Every line from the one containing "Output the underlying" through the end of the listing below must be given again exactly, and nothing else; exclude pictures.

-- Start Extracted entries --

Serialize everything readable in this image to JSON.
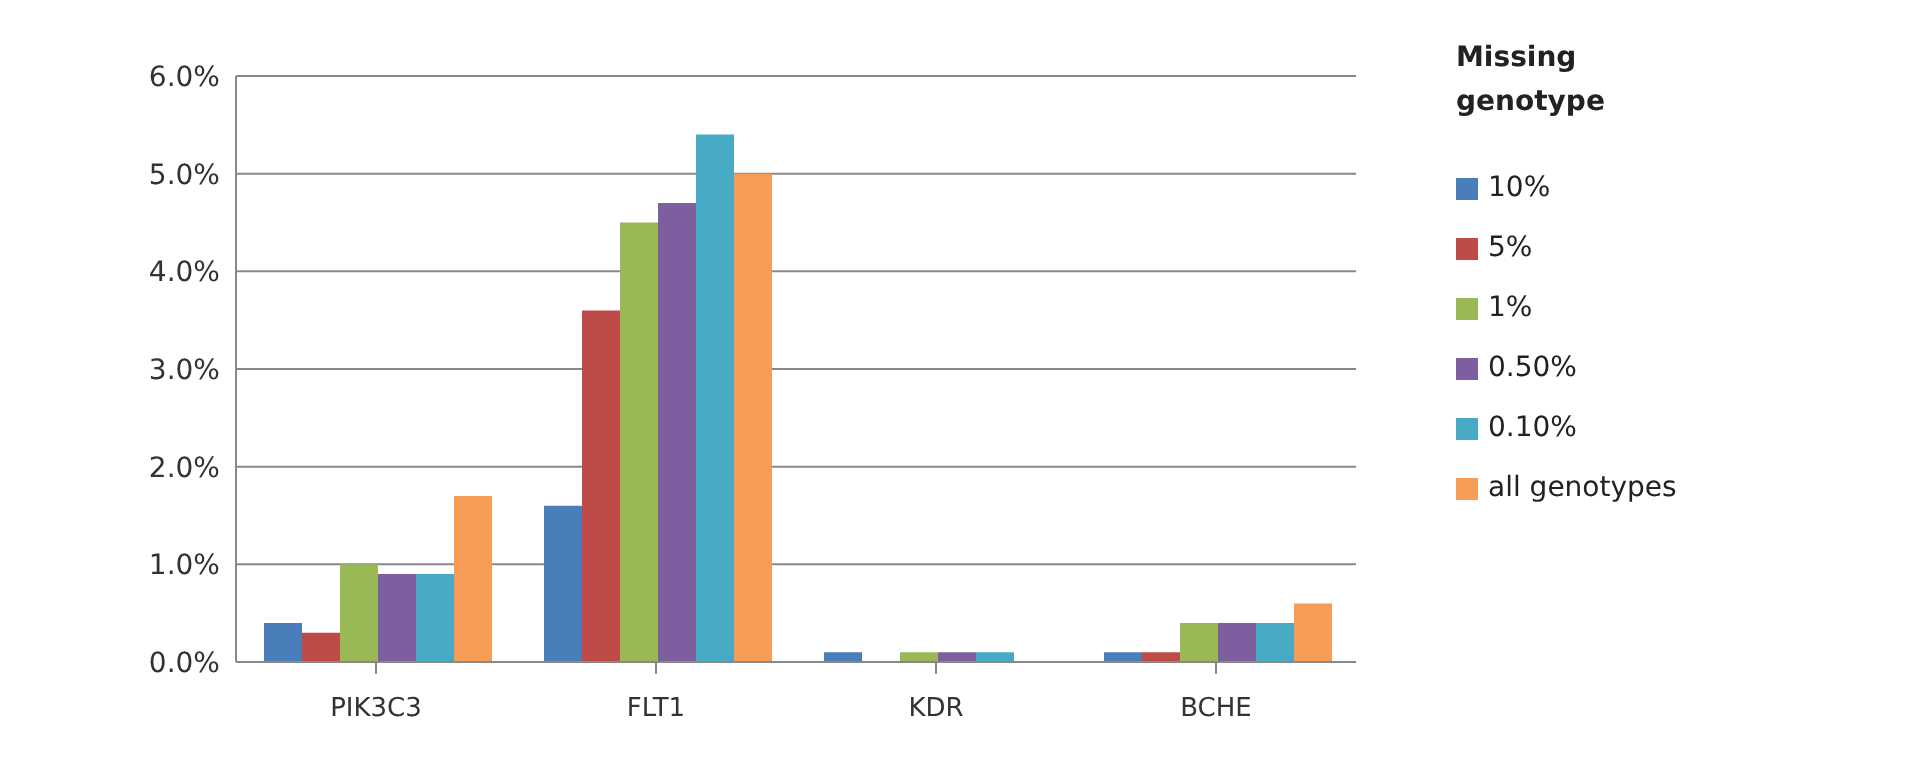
{
  "chart_data": {
    "type": "bar",
    "categories": [
      "PIK3C3",
      "FLT1",
      "KDR",
      "BCHE"
    ],
    "series": [
      {
        "name": "10%",
        "color": "#4a7ebb",
        "values": [
          0.4,
          1.6,
          0.1,
          0.1
        ]
      },
      {
        "name": "5%",
        "color": "#be4b48",
        "values": [
          0.3,
          3.6,
          0,
          0.1
        ]
      },
      {
        "name": "1%",
        "color": "#98b954",
        "values": [
          1.0,
          4.5,
          0.1,
          0.4
        ]
      },
      {
        "name": "0.50%",
        "color": "#7d5fa0",
        "values": [
          0.9,
          4.7,
          0.1,
          0.4
        ]
      },
      {
        "name": "0.10%",
        "color": "#46aac5",
        "values": [
          0.9,
          5.4,
          0.1,
          0.4
        ]
      },
      {
        "name": "all genotypes",
        "color": "#f59d56",
        "values": [
          1.7,
          5.0,
          0,
          0.6
        ]
      }
    ],
    "legend_title": "Missing genotype",
    "legend": "right",
    "ylim": [
      0,
      6
    ],
    "yticks": [
      {
        "value": 0,
        "label": "0.0%"
      },
      {
        "value": 1,
        "label": "1.0%"
      },
      {
        "value": 2,
        "label": "2.0%"
      },
      {
        "value": 3,
        "label": "3.0%"
      },
      {
        "value": 4,
        "label": "4.0%"
      },
      {
        "value": 5,
        "label": "5.0%"
      },
      {
        "value": 6,
        "label": "6.0%"
      }
    ],
    "grid": "y"
  }
}
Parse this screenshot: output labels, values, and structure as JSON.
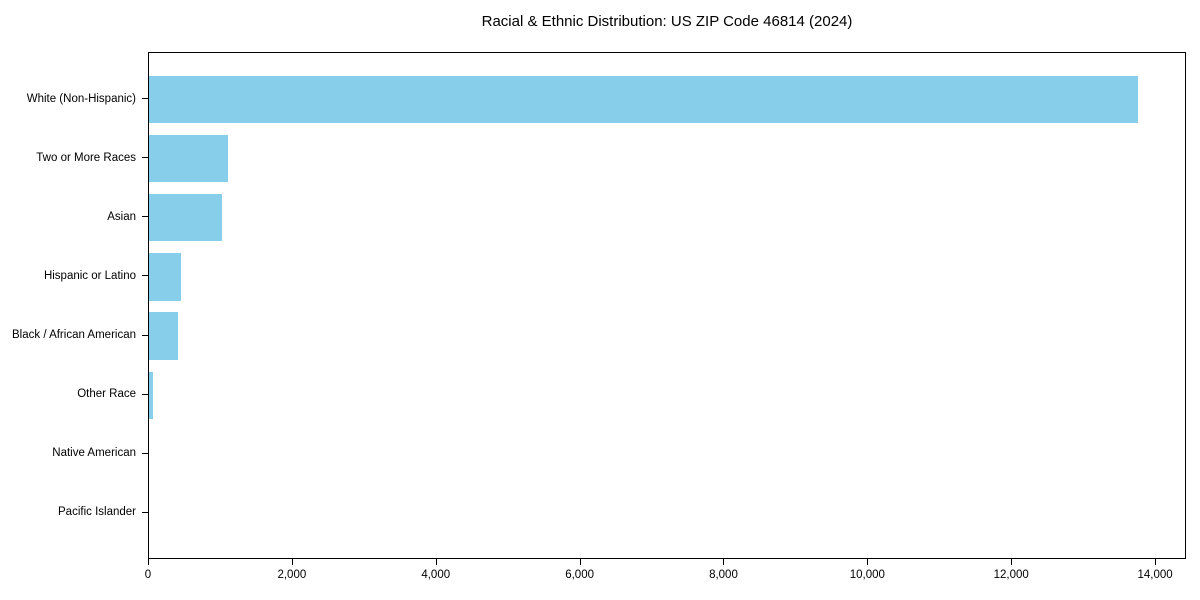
{
  "title": "Racial & Ethnic Distribution: US ZIP Code 46814 (2024)",
  "chart_data": {
    "type": "bar",
    "orientation": "horizontal",
    "title": "Racial & Ethnic Distribution: US ZIP Code 46814 (2024)",
    "categories": [
      "White (Non-Hispanic)",
      "Two or More Races",
      "Asian",
      "Hispanic or Latino",
      "Black / African American",
      "Other Race",
      "Native American",
      "Pacific Islander"
    ],
    "values": [
      13750,
      1100,
      1020,
      450,
      400,
      60,
      0,
      0
    ],
    "xlabel": "",
    "ylabel": "",
    "xlim": [
      0,
      14430
    ],
    "xticks": {
      "values": [
        0,
        2000,
        4000,
        6000,
        8000,
        10000,
        12000,
        14000
      ],
      "labels": [
        "0",
        "2,000",
        "4,000",
        "6,000",
        "8,000",
        "10,000",
        "12,000",
        "14,000"
      ]
    },
    "grid": false,
    "legend": null,
    "bar_color": "#87CEEB",
    "frame_color": "#000000",
    "text_color": "#000000",
    "background": "#ffffff"
  }
}
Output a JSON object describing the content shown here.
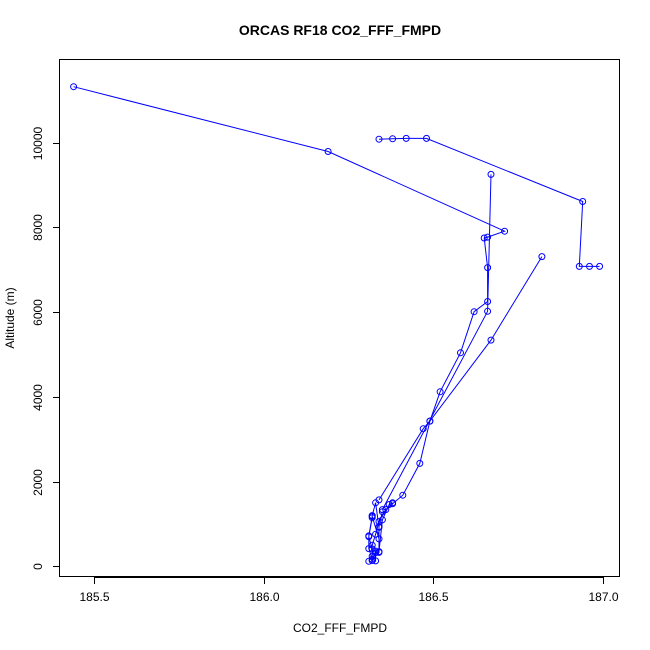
{
  "chart_data": {
    "type": "line",
    "title": "ORCAS RF18 CO2_FFF_FMPD",
    "xlabel": "CO2_FFF_FMPD",
    "ylabel": "Altitude (m)",
    "xlim": [
      185.4,
      187.05
    ],
    "ylim": [
      -250,
      11950
    ],
    "xticks": [
      185.5,
      186.0,
      186.5,
      187.0
    ],
    "xtick_labels": [
      "185.5",
      "186.0",
      "186.5",
      "187.0"
    ],
    "yticks": [
      0,
      2000,
      4000,
      6000,
      8000,
      10000
    ],
    "ytick_labels": [
      "0",
      "2000",
      "4000",
      "6000",
      "8000",
      "10000"
    ],
    "grid": false,
    "legend": "none",
    "color": "#0000ff",
    "series": [
      {
        "x": [
          185.44,
          186.19,
          186.71,
          186.66,
          186.65,
          186.66,
          186.66,
          186.62,
          186.58,
          186.52,
          186.49,
          186.47,
          186.34
        ],
        "y": [
          11320,
          9790,
          7910,
          7770,
          7750,
          7050,
          6250,
          6010,
          5040,
          4120,
          3430,
          3250,
          1570
        ]
      },
      {
        "x": [
          186.34,
          186.38,
          186.42,
          186.48,
          186.94,
          186.93,
          186.96,
          186.99
        ],
        "y": [
          10080,
          10090,
          10100,
          10100,
          8610,
          7080,
          7080,
          7080
        ]
      },
      {
        "x": [
          186.82,
          186.67,
          186.49,
          186.46,
          186.41,
          186.38,
          186.36,
          186.34,
          186.33,
          186.32,
          186.32,
          186.31
        ],
        "y": [
          7310,
          5340,
          3430,
          2430,
          1680,
          1480,
          1340,
          1060,
          760,
          500,
          240,
          120
        ]
      },
      {
        "x": [
          186.67,
          186.66,
          186.35
        ],
        "y": [
          9250,
          6020,
          1340
        ]
      },
      {
        "x": [
          186.35,
          186.34,
          186.34,
          186.32,
          186.31,
          186.31,
          186.32,
          186.33,
          186.33,
          186.34,
          186.34,
          186.33,
          186.32,
          186.32,
          186.31,
          186.32
        ],
        "y": [
          1290,
          940,
          650,
          1180,
          720,
          420,
          170,
          130,
          320,
          330,
          920,
          1500,
          1200,
          1150,
          700,
          410
        ]
      },
      {
        "x": [
          186.38,
          186.37,
          186.35,
          186.34,
          186.33,
          186.32
        ],
        "y": [
          1500,
          1460,
          1100,
          350,
          360,
          140
        ]
      }
    ]
  }
}
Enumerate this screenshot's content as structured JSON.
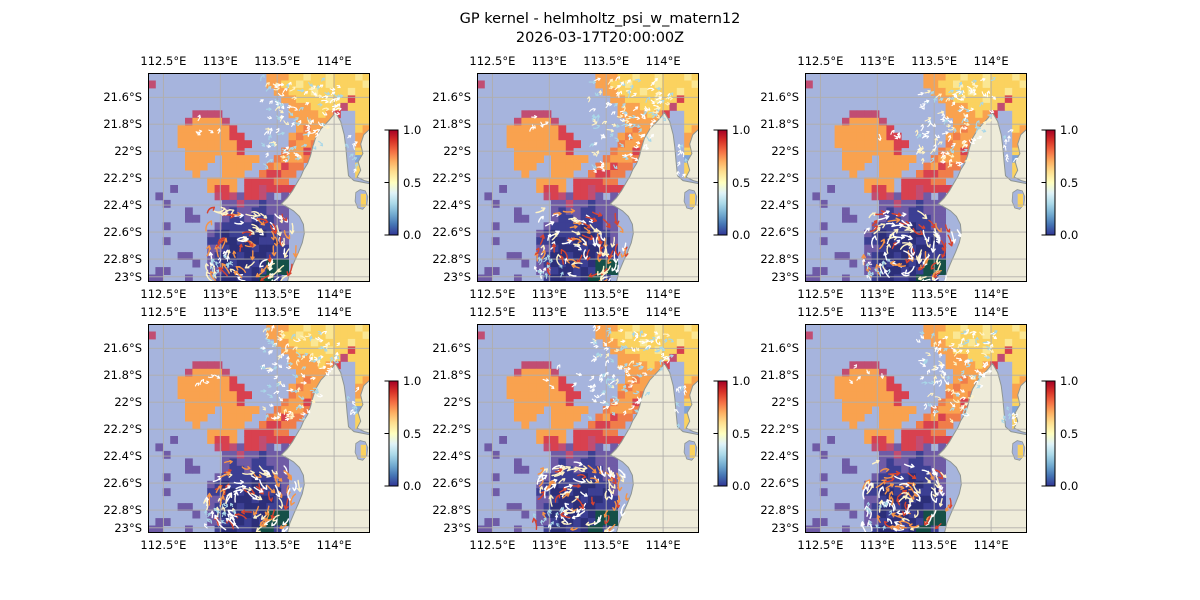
{
  "figure": {
    "title": "GP kernel - helmholtz_psi_w_matern12",
    "subtitle": "2026-03-17T20:00:00Z"
  },
  "chart_data": {
    "type": "heatmap",
    "title": "GP kernel - helmholtz_psi_w_matern12",
    "subtitle": "2026-03-17T20:00:00Z",
    "layout": {
      "rows": 2,
      "cols": 3,
      "panel_count": 6
    },
    "panels": [
      {
        "id": "sample-1",
        "row": 0,
        "col": 0,
        "seed": 11
      },
      {
        "id": "sample-2",
        "row": 0,
        "col": 1,
        "seed": 12
      },
      {
        "id": "sample-3",
        "row": 0,
        "col": 2,
        "seed": 13
      },
      {
        "id": "sample-4",
        "row": 1,
        "col": 0,
        "seed": 14
      },
      {
        "id": "sample-5",
        "row": 1,
        "col": 1,
        "seed": 15
      },
      {
        "id": "sample-6",
        "row": 1,
        "col": 2,
        "seed": 16
      }
    ],
    "x": {
      "name": "longitude",
      "ticks": [
        112.5,
        113,
        113.5,
        114
      ],
      "tick_labels": [
        "112.5°E",
        "113°E",
        "113.5°E",
        "114°E"
      ],
      "range": [
        112.365,
        114.315
      ],
      "labels_on": [
        "top",
        "bottom"
      ]
    },
    "y": {
      "name": "latitude",
      "ticks": [
        21.6,
        21.8,
        22,
        22.2,
        22.4,
        22.6,
        22.8,
        23
      ],
      "tick_labels": [
        "21.6°S",
        "21.8°S",
        "22°S",
        "22.2°S",
        "22.4°S",
        "22.6°S",
        "22.8°S",
        "23°S"
      ],
      "range": [
        21.42,
        22.97
      ],
      "labels_on": [
        "left"
      ]
    },
    "colorbar": {
      "colormap": "RdYlBu_r",
      "range": [
        0,
        1
      ],
      "ticks": [
        1.0,
        0.5,
        0.0
      ],
      "tick_labels": [
        "1.0",
        "0.5",
        "0.0"
      ],
      "gradient_bottom_to_top": [
        "#313695",
        "#4575b4",
        "#74add1",
        "#abd9e9",
        "#e0f3f8",
        "#ffffbf",
        "#fee090",
        "#fdae61",
        "#f46d43",
        "#d73027",
        "#a50026"
      ]
    },
    "map": {
      "background": "#a6b4dd",
      "land_color": "#eeebd9",
      "coast_color": "#8f9693",
      "grid_color": "#b1aeab",
      "frame_color": "#000000",
      "land_main": [
        [
          0.845,
          0.19
        ],
        [
          0.868,
          0.232
        ],
        [
          0.884,
          0.295
        ],
        [
          0.891,
          0.355
        ],
        [
          0.897,
          0.425
        ],
        [
          0.903,
          0.492
        ],
        [
          0.928,
          0.515
        ],
        [
          0.962,
          0.522
        ],
        [
          1.0,
          0.53
        ],
        [
          1.0,
          1.0
        ],
        [
          0.628,
          1.0
        ],
        [
          0.639,
          0.952
        ],
        [
          0.659,
          0.903
        ],
        [
          0.678,
          0.858
        ],
        [
          0.695,
          0.812
        ],
        [
          0.704,
          0.768
        ],
        [
          0.7,
          0.724
        ],
        [
          0.682,
          0.686
        ],
        [
          0.656,
          0.66
        ],
        [
          0.63,
          0.643
        ],
        [
          0.601,
          0.626
        ],
        [
          0.627,
          0.598
        ],
        [
          0.651,
          0.563
        ],
        [
          0.671,
          0.526
        ],
        [
          0.689,
          0.494
        ],
        [
          0.702,
          0.462
        ],
        [
          0.719,
          0.433
        ],
        [
          0.732,
          0.396
        ],
        [
          0.741,
          0.358
        ],
        [
          0.754,
          0.313
        ],
        [
          0.779,
          0.268
        ],
        [
          0.816,
          0.226
        ]
      ],
      "land_strip": [
        [
          1.0,
          0.268
        ],
        [
          0.972,
          0.295
        ],
        [
          0.958,
          0.34
        ],
        [
          0.968,
          0.385
        ],
        [
          0.947,
          0.425
        ],
        [
          0.958,
          0.465
        ],
        [
          0.942,
          0.498
        ],
        [
          0.975,
          0.515
        ],
        [
          1.0,
          0.522
        ]
      ],
      "lagoon": [
        [
          0.936,
          0.572
        ],
        [
          0.956,
          0.558
        ],
        [
          0.979,
          0.564
        ],
        [
          0.99,
          0.592
        ],
        [
          0.986,
          0.628
        ],
        [
          0.967,
          0.652
        ],
        [
          0.945,
          0.646
        ],
        [
          0.933,
          0.614
        ]
      ],
      "lagoon_cells": [
        [
          0.958,
          0.578,
          0.024,
          0.062
        ]
      ]
    },
    "grid": {
      "ncols": 30,
      "nrows": 28,
      "palette": {
        "Y": {
          "color": "#fbd25f",
          "value": 0.65
        },
        "L": {
          "color": "#fbe793",
          "value": 0.6
        },
        "O": {
          "color": "#f9a24f",
          "value": 0.75
        },
        "o": {
          "color": "#f07d4a",
          "value": 0.8
        },
        "R": {
          "color": "#d8414f",
          "value": 0.9
        },
        "M": {
          "color": "#c14d72",
          "value": 0.95
        },
        "P": {
          "color": "#6f5ba6",
          "value": 0.15
        },
        "N": {
          "color": "#3c3f93",
          "value": 0.05
        },
        "D": {
          "color": "#2c2f79",
          "value": 0.02
        },
        "T": {
          "color": "#155048",
          "value": 0.0
        },
        "b": {
          "color": "#7ea3d8",
          "value": 0.35
        }
      },
      "rows": [
        "................OOOYYLYYLYYYLY",
        "M...............OOYYLYYYLYYYYL",
        ".................OOYYYLYYYYLYY",
        "..................OOYYYYLYYRYY",
        "...................OOOYYYYMYYY",
        "......MMMM.........OOOOYOR..YY",
        ".....MOOOOM.........OOOOO...YY",
        "....OOOOOOOR........OoOOO...YO",
        "....OOOOOOORR......OoOOo....OO",
        "....OOOOOOOORR.....oOOo.....O.",
        ".....OOOOOOOR.....oOORo.....Yb",
        ".....OOOO.OOOOO..oOOOo......b.",
        ".....OOO..OOOO..oORoo.......YY",
        "......O...OOO..oRRoo........Y.",
        "........OOOO.RRRRoo...........",
        "...P....ORRO.RRMRRRR..........",
        ".P.......MRMPRRMP.P..........Y",
        "..P.......PPMPPNPPP..........Y",
        ".....P....PNPPNNPPP...........",
        ".....PP...PNNPNNNPP...........",
        "..P......PNNNNDNNPP...........",
        "........PNDNNNDDNNP...........",
        "..P.....NNDDNDDNNDP...........",
        "........PPNDDDNDDNN...........",
        "....PP..PNDDNDDDNNN...........",
        "......P.PNDNDDNDTTT...........",
        ".PP.....PPNDDNDNTTT...........",
        "PP...P...NDDNNDTTN............"
      ]
    },
    "quiver": {
      "arrow_colors": {
        "white": "#ffffff",
        "cream": "#fff3c6",
        "light_blue": "#a9d7e8",
        "orange": "#f69447",
        "red": "#d8432f"
      },
      "regions": [
        {
          "name": "northeast-flow",
          "x": [
            0.5,
            0.865
          ],
          "y": [
            0.03,
            0.46
          ],
          "count": 110,
          "length": [
            3.5,
            6.5
          ],
          "stroke": 1.1,
          "mode": "flow",
          "angle": -15,
          "spread": 70,
          "colors": [
            [
              "white",
              0.45
            ],
            [
              "light_blue",
              0.33
            ],
            [
              "cream",
              0.22
            ]
          ]
        },
        {
          "name": "gulf-flow",
          "x": [
            0.895,
            0.945
          ],
          "y": [
            0.28,
            0.5
          ],
          "count": 8,
          "length": [
            3.5,
            5.5
          ],
          "stroke": 1.0,
          "mode": "flow",
          "angle": -80,
          "spread": 60,
          "colors": [
            [
              "white",
              0.5
            ],
            [
              "light_blue",
              0.5
            ]
          ]
        },
        {
          "name": "central-sparse",
          "x": [
            0.2,
            0.45
          ],
          "y": [
            0.21,
            0.31
          ],
          "count": 5,
          "length": [
            4,
            6
          ],
          "stroke": 1.1,
          "mode": "flow",
          "angle": 5,
          "spread": 80,
          "colors": [
            [
              "white",
              1
            ]
          ]
        },
        {
          "name": "southern-vortex",
          "x": [
            0.26,
            0.705
          ],
          "y": [
            0.66,
            0.995
          ],
          "count": 85,
          "length": [
            6,
            12
          ],
          "stroke": 1.4,
          "mode": "vortex",
          "cx": 0.44,
          "cy": 0.86,
          "colors": [
            [
              "white",
              0.32
            ],
            [
              "cream",
              0.25
            ],
            [
              "orange",
              0.25
            ],
            [
              "red",
              0.18
            ]
          ]
        },
        {
          "name": "southwest-blue",
          "x": [
            0.26,
            0.4
          ],
          "y": [
            0.87,
            0.99
          ],
          "count": 14,
          "length": [
            3.5,
            5.5
          ],
          "stroke": 1.0,
          "mode": "flow",
          "angle": -100,
          "spread": 50,
          "colors": [
            [
              "light_blue",
              0.8
            ],
            [
              "white",
              0.2
            ]
          ]
        }
      ]
    }
  }
}
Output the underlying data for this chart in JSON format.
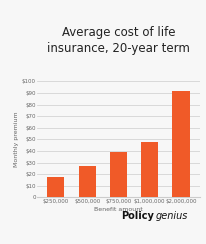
{
  "title": "Average cost of life\ninsurance, 20-year term",
  "categories": [
    "$250,000",
    "$500,000",
    "$750,000",
    "$1,000,000",
    "$2,000,000"
  ],
  "values": [
    18,
    27,
    39,
    48,
    92
  ],
  "bar_color": "#F05A28",
  "xlabel": "Benefit amount",
  "ylabel": "Monthly premium",
  "ylim": [
    0,
    100
  ],
  "yticks": [
    0,
    10,
    20,
    30,
    40,
    50,
    60,
    70,
    80,
    90,
    100
  ],
  "ytick_labels": [
    "0",
    "$10",
    "$20",
    "$30",
    "$40",
    "$50",
    "$60",
    "$70",
    "$80",
    "$90",
    "$100"
  ],
  "background_color": "#f7f7f7",
  "title_fontsize": 8.5,
  "axis_label_fontsize": 4.5,
  "tick_fontsize": 4.0,
  "watermark_bold": "Policy",
  "watermark_regular": "genius"
}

-- End Extracted entries --

Solution for this problem:
Output the underlying data for this chart in JSON format.
{
  "title": "Average cost of life\ninsurance, 20-year term",
  "categories": [
    "$250,000",
    "$500,000",
    "$750,000",
    "$1,000,000",
    "$2,000,000"
  ],
  "values": [
    18,
    27,
    39,
    48,
    92
  ],
  "bar_color": "#F05A28",
  "xlabel": "Benefit amount",
  "ylabel": "Monthly premium",
  "ylim": [
    0,
    100
  ],
  "yticks": [
    0,
    10,
    20,
    30,
    40,
    50,
    60,
    70,
    80,
    90,
    100
  ],
  "ytick_labels": [
    "0",
    "$10",
    "$20",
    "$30",
    "$40",
    "$50",
    "$60",
    "$70",
    "$80",
    "$90",
    "$100"
  ],
  "background_color": "#f7f7f7",
  "title_fontsize": 8.5,
  "axis_label_fontsize": 4.5,
  "tick_fontsize": 4.0,
  "watermark_bold": "Policy",
  "watermark_regular": "genius"
}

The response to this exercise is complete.